Stated goal A:
In the flounder fishing forum thread below, how long and how thick was the 10 lb flounder caught on April 11, 2010?
Stated goal B:
Carry on the flounder fishing forum thread below, picking up after its final post.

## Begin Document section

# 10 LB FLOUNDER - 4/11/10



## oceankayaker84 (Dec 16, 2007)

This weekend was EPIC for flounder fishing. Some of the best flounder I've caught in LONG time, including two true saddle blankets (25"+). The last 10 lb flounder I caught was back in 2003. It took me 7 years, but I finally got another one today. She was right at 27" and 3 inches thick.

11 APR 2010 - Monster 10 lb flounder









Revived









Released









I have to admit, it felt pretty good releasing that fish. I hope someone catches it for the Star tournament.

10 APR 2010 - Shown below is picture of the 25" flounder that I caught during a rainstorm. (Saturday's nasty weather was ideal for catching big flounder). Ended up with a few fish between 21-25 inches.


----------



## RedXCross (Aug 7, 2005)

A TOTALLY awesome string and fish. Congrats! Now there is something you don't see everyday.. Good picture and double thumbs up.


----------



## Rockfish (May 21, 2004)

That is freaking awesome.


----------



## willsoonbfishin (Dec 8, 2006)

WOW!


----------



## ComeFrom? (May 21, 2004)

I'm going flounder fishing with YOU!


----------



## Tombo (Mar 15, 2005)

The picture with your foot next to the stringer of flounder is great. Anyway you can send me that picture in high pixel count? That is truly amazing.


----------



## Fishtoys (Jul 4, 2007)

*x2*



ComeFrom? said:


> I'm going flounder fishing with YOU!


x2. your the man, never seen one that freaking huge. Awesome catch :cheers: and thanks for posting. I'm calling in sick to go play.


----------



## Captain Dave (Jul 19, 2006)

*Forget Flattie.. It's Fatttie. Flounder King Lives On !*

If you dont feech the star, you should. Otherwise the rest of us will have a chance in the fattie division.

Flounder King lives on ! Congrats and power to you for the release. !

Thanks for sharing that ( Holy Sheet ) Catch


----------



## igo320 (May 17, 2005)

Just awesome.


----------



## CodyB4C (Aug 8, 2006)

Wow, thats just amazing!


----------



## Texxan1 (Dec 31, 2004)

NICE CATCH J....

Keep it up, you are the flounder man!!!!!!!!!


----------



## Russ757 (Apr 5, 2010)

That flounder is a hoss, congratz
whatd u catch it on?


----------



## workorfish (Sep 5, 2007)

*Hall of Fame*

That has to be one the most impressive stringers I've ever seen - that's Hall of Fame stuff there!


----------



## WestEndAngler (Jan 30, 2007)

WTG!


----------



## TxAdam (Jun 28, 2007)

I'm speechless! To catch one flounder like that is pretty incredible, a whole stringer is something legendary.

## End Document section
## Begin Record set

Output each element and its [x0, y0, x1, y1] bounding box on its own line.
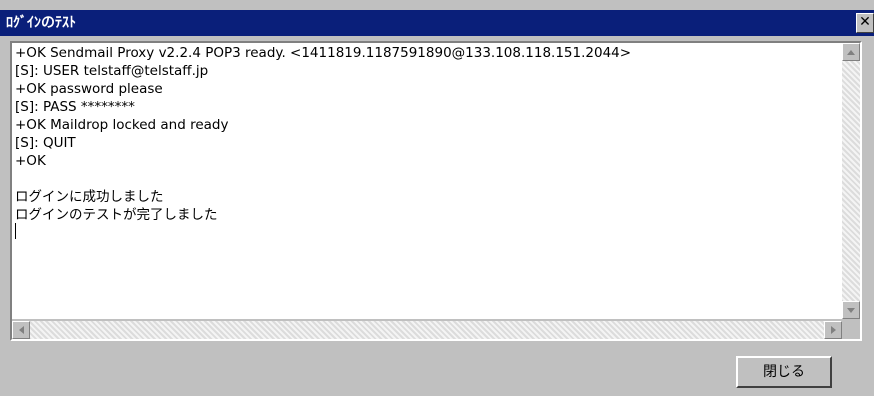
log-line: +OK Sendmail Proxy v2.2.4 POP3 ready. <1…	[15, 45, 632, 61]
log-text-area[interactable]: +OK Sendmail Proxy v2.2.4 POP3 ready. <1…	[12, 43, 842, 319]
log-line: ログインに成功しました	[15, 189, 164, 205]
window-title: ﾛｸﾞｲﾝのﾃｽﾄ	[6, 15, 76, 31]
arrow-up-icon	[847, 49, 855, 55]
text-caret	[15, 223, 16, 239]
window-close-button[interactable]: ✕	[856, 13, 874, 33]
scroll-right-button[interactable]	[824, 321, 842, 339]
vertical-scrollbar[interactable]	[842, 43, 860, 319]
close-icon: ✕	[859, 14, 871, 30]
horizontal-scrollbar[interactable]	[12, 321, 842, 339]
close-button[interactable]: 閉じる	[736, 356, 832, 388]
scroll-down-button[interactable]	[842, 301, 860, 319]
log-line: [S]: USER telstaff@telstaff.jp	[15, 63, 209, 79]
arrow-left-icon	[18, 326, 24, 334]
log-line: +OK password please	[15, 81, 163, 97]
log-line: ログインのテストが完了しました	[15, 207, 218, 223]
scroll-left-button[interactable]	[12, 321, 30, 339]
scroll-up-button[interactable]	[842, 43, 860, 61]
log-line: +OK Maildrop locked and ready	[15, 117, 229, 133]
log-line: [S]: QUIT	[15, 135, 76, 151]
arrow-down-icon	[847, 307, 855, 313]
log-output-box[interactable]: +OK Sendmail Proxy v2.2.4 POP3 ready. <1…	[10, 41, 862, 341]
arrow-right-icon	[830, 326, 836, 334]
log-line: +OK	[15, 153, 46, 169]
title-bar[interactable]: ﾛｸﾞｲﾝのﾃｽﾄ ✕	[0, 10, 874, 36]
log-line: [S]: PASS ********	[15, 99, 135, 115]
login-test-dialog: ﾛｸﾞｲﾝのﾃｽﾄ ✕ +OK Sendmail Proxy v2.2.4 PO…	[0, 0, 874, 396]
scrollbar-corner	[842, 319, 860, 339]
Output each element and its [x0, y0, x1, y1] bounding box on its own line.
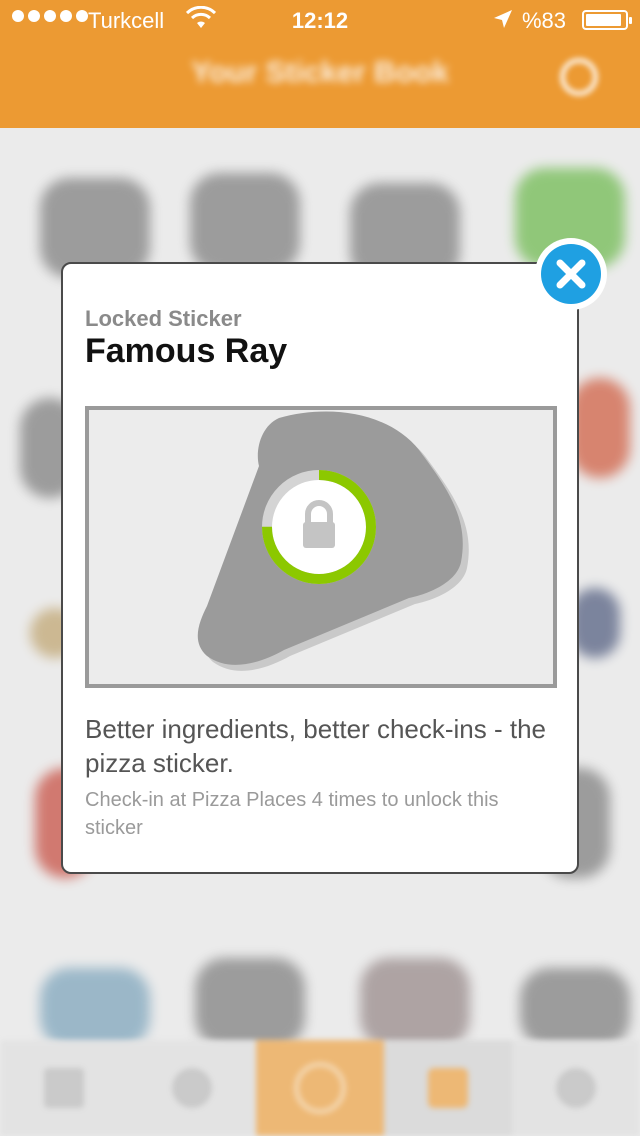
- close-icon: [556, 259, 586, 289]
- battery-percentage: %83: [522, 8, 567, 33]
- close-button[interactable]: [535, 238, 607, 310]
- location-arrow-icon: [492, 8, 514, 36]
- sticker-preview: [85, 406, 557, 688]
- sticker-description: Better ingredients, better check-ins - t…: [85, 714, 547, 778]
- dialog-title: Famous Ray: [85, 332, 288, 370]
- locked-sticker-dialog: Locked Sticker Famous Ray Better ingredi…: [61, 262, 579, 874]
- app-header: Turkcell 12:12 %83 Your Sticker Book: [0, 0, 640, 128]
- search-icon[interactable]: [560, 58, 598, 96]
- status-bar: Turkcell 12:12 %83: [0, 0, 640, 40]
- battery-icon: [582, 10, 632, 30]
- unlock-hint: Check-in at Pizza Places 4 times to unlo…: [85, 789, 499, 839]
- dialog-subtitle: Locked Sticker: [85, 306, 242, 331]
- page-title: Your Sticker Book: [191, 56, 449, 89]
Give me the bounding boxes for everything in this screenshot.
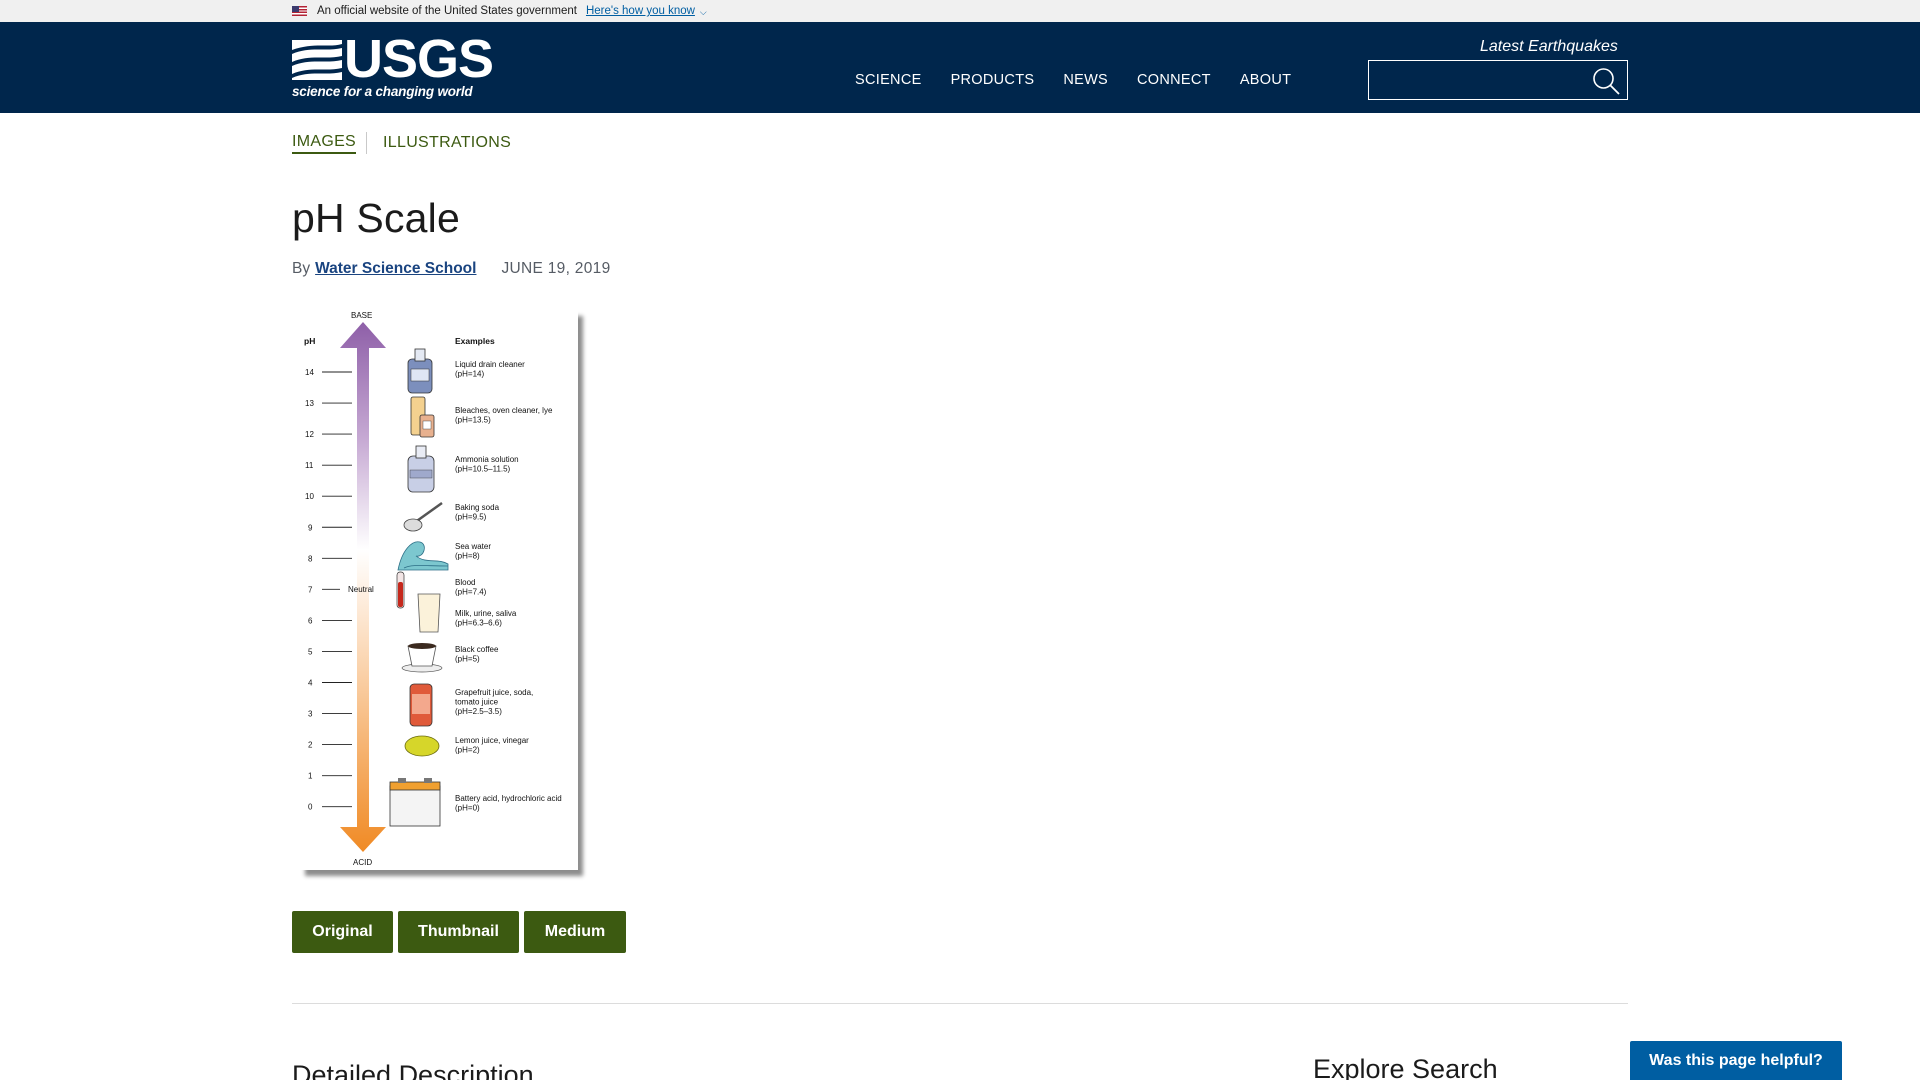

## End Record set

Task response A:
It was right at 27 inches long and 3 inches thick.

Task response B:
Do you use live bait or artificials? I've never been a huge flounder-specific fisherman, but I might have to change my tune now!!

Great job, thanks for sharing with us!


----------



## catchysumfishy (Jul 19, 2008)

3" thick...what a TUB!!! That is 2cool and thanks so much for sharing!


----------



## Overboard (Feb 20, 2008)

I love reading your posts- congrats on such an awesome stringer.


----------



## Trouthappy (Jun 12, 2008)

That's a shocking stringer. He must be using 10 inch live mullet for bait....


----------



## nelson6500 (Jun 8, 2007)

Great catch and greenie for letting it go :cheers::cheers:.

Matt


----------



## Just One More (Jan 30, 2008)

*flounder envy*

Very nice stringer. Thanks for sharing.


----------



## seattleman1969 (Jul 17, 2008)

/DROOL


----------



## V-Bottom (Jun 16, 2007)

Speechless..............................


----------



## JohnnyWalkerRed (May 3, 2007)

Chester who? LOL! You are the flounder king!


----------



## Doby (Mar 11, 2010)

Biggest Flounder I have ever seen. Congrats !!


----------



## TexasSnowStorm (Jun 28, 2009)

Thats awesome. ive never caught a flounder anywhere near that big...nice job


----------



## Haute Pursuit (Jun 26, 2006)

Fort Point? That is an awesome picture of those babies on the stringer!


----------



## 24Buds (Dec 5, 2008)

you pounded them! Great greens on the release! STAR locked up if you find that slab again!


----------



## tangalangus (Oct 18, 2006)

very nice!!! Hands down for the release........


----------



## Hook-N-Horns (Mar 4, 2010)

What a catch... that is awsome.


----------



## patwilson (Jan 13, 2006)

I am speechless!


----------



## cloudfishing (May 8, 2005)

Nice stringer, that pic of the stringer would make a great painting.


----------



## icantcatchfish (Mar 12, 2010)

anybody know by looking at the background of his pics where the hell was he at???!


----------



## Levelwind (Apr 15, 2005)

Yes.


----------



## Dipsay (Apr 28, 2006)

YOU ARE THE MAIN MOST MONKEY IN THE JUNGLE! I don't lnow of anyone that has put as many saddle blankets on the stringer bro. You have my utmost respect. BTW, where you're catching those bad boys is right down from my stabbin shore..LOL


----------



## dbarham (Aug 13, 2005)

man!!!!! what a stringer


----------



## icantcatchfish (Mar 12, 2010)

Levelwind said:


> Yes.


GYB?


----------



## dbarham (Aug 13, 2005)

looks like a deep channel follow the pattern if you read chester moores flounder tactics it will tell you rite now is ideal time to fish big live mullet in deep water..for doormats


----------



## capt mullet (Nov 15, 2008)

I have said it before and will say it again Oceankayaker is definitely one of the best if not the best flounder fishermen in the state


----------



## Gorda Fisher (Aug 19, 2005)

capt mullet said:


> I have said it before and will say it again Oceankayaker is definitely one of the best if not the best flounder fishermen in the state


If hes not someone else--(Please forgive me for my sins and let me in when its my time, if you are) h:


----------



## Mikeyhunts (Jun 4, 2007)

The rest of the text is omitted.